### Records that describe figures
▬▬▬

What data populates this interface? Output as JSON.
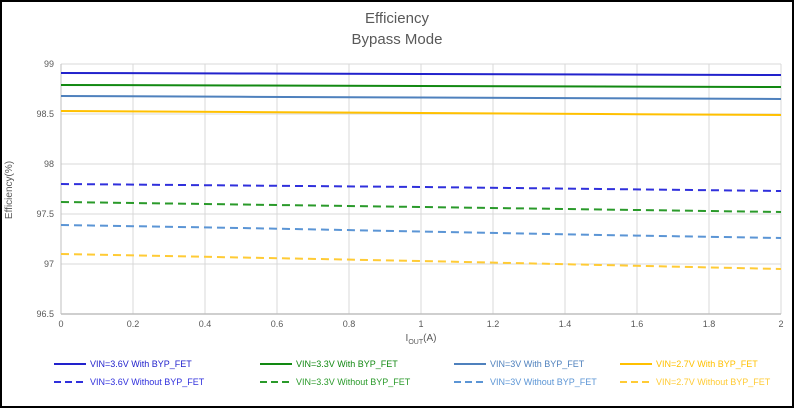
{
  "chart_data": {
    "type": "line",
    "title": "Efficiency",
    "subtitle": "Bypass Mode",
    "ylabel": "Efficiency(%)",
    "xlabel": {
      "base": "I",
      "sub": "OUT",
      "suffix": "(A)"
    },
    "xlim": [
      0,
      2
    ],
    "ylim": [
      96.5,
      99
    ],
    "x_ticks": [
      0,
      0.2,
      0.4,
      0.6,
      0.8,
      1,
      1.2,
      1.4,
      1.6,
      1.8,
      2
    ],
    "x_tick_labels": [
      "0",
      "0.2",
      "0.4",
      "0.6",
      "0.8",
      "1",
      "1.2",
      "1.4",
      "1.6",
      "1.8",
      "2"
    ],
    "y_ticks": [
      96.5,
      97,
      97.5,
      98,
      98.5,
      99
    ],
    "y_tick_labels": [
      "96.5",
      "97",
      "97.5",
      "98",
      "98.5",
      "99"
    ],
    "grid": true,
    "legend_position": "bottom",
    "x": [
      0,
      0.5,
      1,
      1.5,
      2
    ],
    "series": [
      {
        "name": "VIN=3.6V With BYP_FET",
        "color": "#2222CC",
        "style": "solid",
        "values": [
          98.91,
          98.905,
          98.9,
          98.895,
          98.89
        ]
      },
      {
        "name": "VIN=3.3V With BYP_FET",
        "color": "#128912",
        "style": "solid",
        "values": [
          98.79,
          98.785,
          98.78,
          98.775,
          98.77
        ]
      },
      {
        "name": "VIN=3V With BYP_FET",
        "color": "#4F81BD",
        "style": "solid",
        "values": [
          98.68,
          98.672,
          98.665,
          98.658,
          98.65
        ]
      },
      {
        "name": "VIN=2.7V With BYP_FET",
        "color": "#FFC000",
        "style": "solid",
        "values": [
          98.53,
          98.52,
          98.51,
          98.5,
          98.49
        ]
      },
      {
        "name": "VIN=3.6V Without BYP_FET",
        "color": "#3030DC",
        "style": "dashed",
        "values": [
          97.8,
          97.785,
          97.77,
          97.75,
          97.73
        ]
      },
      {
        "name": "VIN=3.3V Without BYP_FET",
        "color": "#2A9A2A",
        "style": "dashed",
        "values": [
          97.62,
          97.595,
          97.57,
          97.545,
          97.52
        ]
      },
      {
        "name": "VIN=3V Without BYP_FET",
        "color": "#5B95D5",
        "style": "dashed",
        "values": [
          97.39,
          97.36,
          97.325,
          97.29,
          97.26
        ]
      },
      {
        "name": "VIN=2.7V Without BYP_FET",
        "color": "#FFCB35",
        "style": "dashed",
        "values": [
          97.1,
          97.065,
          97.03,
          96.99,
          96.95
        ]
      }
    ],
    "axis_colors": {
      "grid": "#D9D9D9",
      "axis": "#BFBFBF",
      "tick_text": "#595959",
      "title_text": "#595959"
    }
  }
}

▬▬▬

### Set exercise
Transcribe the records above exactly, omitting every picture they contain.

### Solved exercise
What data populates this interface? Output as JSON.
{
  "chart_data": {
    "type": "line",
    "title": "Efficiency",
    "subtitle": "Bypass Mode",
    "ylabel": "Efficiency(%)",
    "xlabel": {
      "base": "I",
      "sub": "OUT",
      "suffix": "(A)"
    },
    "xlim": [
      0,
      2
    ],
    "ylim": [
      96.5,
      99
    ],
    "x_ticks": [
      0,
      0.2,
      0.4,
      0.6,
      0.8,
      1,
      1.2,
      1.4,
      1.6,
      1.8,
      2
    ],
    "x_tick_labels": [
      "0",
      "0.2",
      "0.4",
      "0.6",
      "0.8",
      "1",
      "1.2",
      "1.4",
      "1.6",
      "1.8",
      "2"
    ],
    "y_ticks": [
      96.5,
      97,
      97.5,
      98,
      98.5,
      99
    ],
    "y_tick_labels": [
      "96.5",
      "97",
      "97.5",
      "98",
      "98.5",
      "99"
    ],
    "grid": true,
    "legend_position": "bottom",
    "x": [
      0,
      0.5,
      1,
      1.5,
      2
    ],
    "series": [
      {
        "name": "VIN=3.6V With BYP_FET",
        "color": "#2222CC",
        "style": "solid",
        "values": [
          98.91,
          98.905,
          98.9,
          98.895,
          98.89
        ]
      },
      {
        "name": "VIN=3.3V With BYP_FET",
        "color": "#128912",
        "style": "solid",
        "values": [
          98.79,
          98.785,
          98.78,
          98.775,
          98.77
        ]
      },
      {
        "name": "VIN=3V With BYP_FET",
        "color": "#4F81BD",
        "style": "solid",
        "values": [
          98.68,
          98.672,
          98.665,
          98.658,
          98.65
        ]
      },
      {
        "name": "VIN=2.7V With BYP_FET",
        "color": "#FFC000",
        "style": "solid",
        "values": [
          98.53,
          98.52,
          98.51,
          98.5,
          98.49
        ]
      },
      {
        "name": "VIN=3.6V Without BYP_FET",
        "color": "#3030DC",
        "style": "dashed",
        "values": [
          97.8,
          97.785,
          97.77,
          97.75,
          97.73
        ]
      },
      {
        "name": "VIN=3.3V Without BYP_FET",
        "color": "#2A9A2A",
        "style": "dashed",
        "values": [
          97.62,
          97.595,
          97.57,
          97.545,
          97.52
        ]
      },
      {
        "name": "VIN=3V Without BYP_FET",
        "color": "#5B95D5",
        "style": "dashed",
        "values": [
          97.39,
          97.36,
          97.325,
          97.29,
          97.26
        ]
      },
      {
        "name": "VIN=2.7V Without BYP_FET",
        "color": "#FFCB35",
        "style": "dashed",
        "values": [
          97.1,
          97.065,
          97.03,
          96.99,
          96.95
        ]
      }
    ],
    "axis_colors": {
      "grid": "#D9D9D9",
      "axis": "#BFBFBF",
      "tick_text": "#595959",
      "title_text": "#595959"
    }
  }
}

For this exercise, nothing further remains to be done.